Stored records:
-------
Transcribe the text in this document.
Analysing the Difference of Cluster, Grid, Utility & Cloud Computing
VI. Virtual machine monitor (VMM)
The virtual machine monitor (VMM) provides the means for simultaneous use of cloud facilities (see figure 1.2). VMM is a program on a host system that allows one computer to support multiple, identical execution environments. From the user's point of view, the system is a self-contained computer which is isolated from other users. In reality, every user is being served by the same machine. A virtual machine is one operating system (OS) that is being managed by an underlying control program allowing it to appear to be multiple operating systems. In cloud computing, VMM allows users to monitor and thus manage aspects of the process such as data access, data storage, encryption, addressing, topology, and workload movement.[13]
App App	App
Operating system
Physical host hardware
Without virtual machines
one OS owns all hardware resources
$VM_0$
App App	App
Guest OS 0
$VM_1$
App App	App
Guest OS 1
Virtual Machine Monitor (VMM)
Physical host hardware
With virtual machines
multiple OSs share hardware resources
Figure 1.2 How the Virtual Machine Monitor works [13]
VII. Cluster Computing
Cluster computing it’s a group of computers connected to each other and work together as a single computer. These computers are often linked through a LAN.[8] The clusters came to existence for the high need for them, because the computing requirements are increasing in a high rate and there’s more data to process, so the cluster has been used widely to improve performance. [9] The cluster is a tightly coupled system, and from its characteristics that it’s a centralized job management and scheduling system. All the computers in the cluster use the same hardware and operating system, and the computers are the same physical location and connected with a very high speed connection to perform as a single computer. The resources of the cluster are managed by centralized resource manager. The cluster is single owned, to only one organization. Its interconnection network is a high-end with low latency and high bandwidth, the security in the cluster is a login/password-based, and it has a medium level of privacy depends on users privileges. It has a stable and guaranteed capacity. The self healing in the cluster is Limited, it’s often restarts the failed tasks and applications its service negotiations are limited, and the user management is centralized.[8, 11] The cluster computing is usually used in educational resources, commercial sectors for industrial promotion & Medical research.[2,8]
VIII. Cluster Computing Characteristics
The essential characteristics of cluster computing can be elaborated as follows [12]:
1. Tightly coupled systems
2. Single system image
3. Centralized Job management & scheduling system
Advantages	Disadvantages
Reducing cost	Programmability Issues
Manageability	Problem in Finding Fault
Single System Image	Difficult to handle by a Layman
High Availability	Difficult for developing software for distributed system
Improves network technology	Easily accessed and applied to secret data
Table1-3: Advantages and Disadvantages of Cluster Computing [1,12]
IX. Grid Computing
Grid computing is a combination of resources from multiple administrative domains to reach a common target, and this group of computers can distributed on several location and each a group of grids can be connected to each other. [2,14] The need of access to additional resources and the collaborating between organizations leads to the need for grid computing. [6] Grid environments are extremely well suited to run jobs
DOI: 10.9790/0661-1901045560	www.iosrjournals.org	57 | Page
-------
Reproduce each record exactly, leaving nothing out.

Transcribe the text in this document.
Analysing the Difference of Cluster, Grid, Utility & Cloud Computing
VI. Virtual machine monitor (VMM)
The virtual machine monitor (VMM) provides the means for simultaneous use of cloud facilities (see figure 1.2). VMM is a program on a host system that allows one computer to support multiple, identical execution environments. From the user's point of view, the system is a self-contained computer which is isolated from other users. In reality, every user is being served by the same machine. A virtual machine is one operating system (OS) that is being managed by an underlying control program allowing it to appear to be multiple operating systems. In cloud computing, VMM allows users to monitor and thus manage aspects of the process such as data access, data storage, encryption, addressing, topology, and workload movement.[13]
App App	App
Operating system
Physical host hardware
Without virtual machines
one OS owns all hardware resources
$VM_0$
App App	App
Guest OS 0
$VM_1$
App App	App
Guest OS 1
Virtual Machine Monitor (VMM)
Physical host hardware
With virtual machines
multiple OSs share hardware resources
Figure 1.2 How the Virtual Machine Monitor works [13]
VII. Cluster Computing
Cluster computing it’s a group of computers connected to each other and work together as a single computer. These computers are often linked through a LAN.[8] The clusters came to existence for the high need for them, because the computing requirements are increasing in a high rate and there’s more data to process, so the cluster has been used widely to improve performance. [9] The cluster is a tightly coupled system, and from its characteristics that it’s a centralized job management and scheduling system. All the computers in the cluster use the same hardware and operating system, and the computers are the same physical location and connected with a very high speed connection to perform as a single computer. The resources of the cluster are managed by centralized resource manager. The cluster is single owned, to only one organization. Its interconnection network is a high-end with low latency and high bandwidth, the security in the cluster is a login/password-based, and it has a medium level of privacy depends on users privileges. It has a stable and guaranteed capacity. The self healing in the cluster is Limited, it’s often restarts the failed tasks and applications its service negotiations are limited, and the user management is centralized.[8, 11] The cluster computing is usually used in educational resources, commercial sectors for industrial promotion & Medical research.[2,8]
VIII. Cluster Computing Characteristics
The essential characteristics of cluster computing can be elaborated as follows [12]:
1. Tightly coupled systems
2. Single system image
3. Centralized Job management & scheduling system
Advantages	Disadvantages
Reducing cost	Programmability Issues
Manageability	Problem in Finding Fault
Single System Image	Difficult to handle by a Layman
High Availability	Difficult for developing software for distributed system
Improves network technology	Easily accessed and applied to secret data
Table1-3: Advantages and Disadvantages of Cluster Computing [1,12]
IX. Grid Computing
Grid computing is a combination of resources from multiple administrative domains to reach a common target, and this group of computers can distributed on several location and each a group of grids can be connected to each other. [2,14] The need of access to additional resources and the collaborating between organizations leads to the need for grid computing. [6] Grid environments are extremely well suited to run jobs
DOI: 10.9790/0661-1901045560	www.iosrjournals.org	57 | Page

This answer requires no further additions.